#### [Entries]
+++++

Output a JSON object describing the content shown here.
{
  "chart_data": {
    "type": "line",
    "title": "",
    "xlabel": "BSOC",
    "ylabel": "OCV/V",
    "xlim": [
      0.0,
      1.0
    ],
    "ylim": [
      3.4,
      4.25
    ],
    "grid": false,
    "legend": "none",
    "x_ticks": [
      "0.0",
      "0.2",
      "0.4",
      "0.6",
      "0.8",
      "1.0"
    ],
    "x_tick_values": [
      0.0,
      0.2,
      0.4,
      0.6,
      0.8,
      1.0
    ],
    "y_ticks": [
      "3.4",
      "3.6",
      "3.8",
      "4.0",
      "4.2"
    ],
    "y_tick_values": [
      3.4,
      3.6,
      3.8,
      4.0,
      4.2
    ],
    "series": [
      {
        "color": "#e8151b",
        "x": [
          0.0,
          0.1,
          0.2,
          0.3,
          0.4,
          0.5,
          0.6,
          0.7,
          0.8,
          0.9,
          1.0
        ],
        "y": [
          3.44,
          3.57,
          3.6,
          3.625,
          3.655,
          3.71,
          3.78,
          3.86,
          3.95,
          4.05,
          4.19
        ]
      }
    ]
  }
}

+++++

#### [Goal of the exercise]
Give the listing above again, word for word.

#### [Result below]
Output a JSON object describing the content shown here.
{
  "chart_data": {
    "type": "line",
    "title": "",
    "xlabel": "BSOC",
    "ylabel": "OCV/V",
    "xlim": [
      0.0,
      1.0
    ],
    "ylim": [
      3.4,
      4.25
    ],
    "grid": false,
    "legend": "none",
    "x_ticks": [
      "0.0",
      "0.2",
      "0.4",
      "0.6",
      "0.8",
      "1.0"
    ],
    "x_tick_values": [
      0.0,
      0.2,
      0.4,
      0.6,
      0.8,
      1.0
    ],
    "y_ticks": [
      "3.4",
      "3.6",
      "3.8",
      "4.0",
      "4.2"
    ],
    "y_tick_values": [
      3.4,
      3.6,
      3.8,
      4.0,
      4.2
    ],
    "series": [
      {
        "color": "#e8151b",
        "x": [
          0.0,
          0.1,
          0.2,
          0.3,
          0.4,
          0.5,
          0.6,
          0.7,
          0.8,
          0.9,
          1.0
        ],
        "y": [
          3.44,
          3.57,
          3.6,
          3.625,
          3.655,
          3.71,
          3.78,
          3.86,
          3.95,
          4.05,
          4.19
        ]
      }
    ]
  }
}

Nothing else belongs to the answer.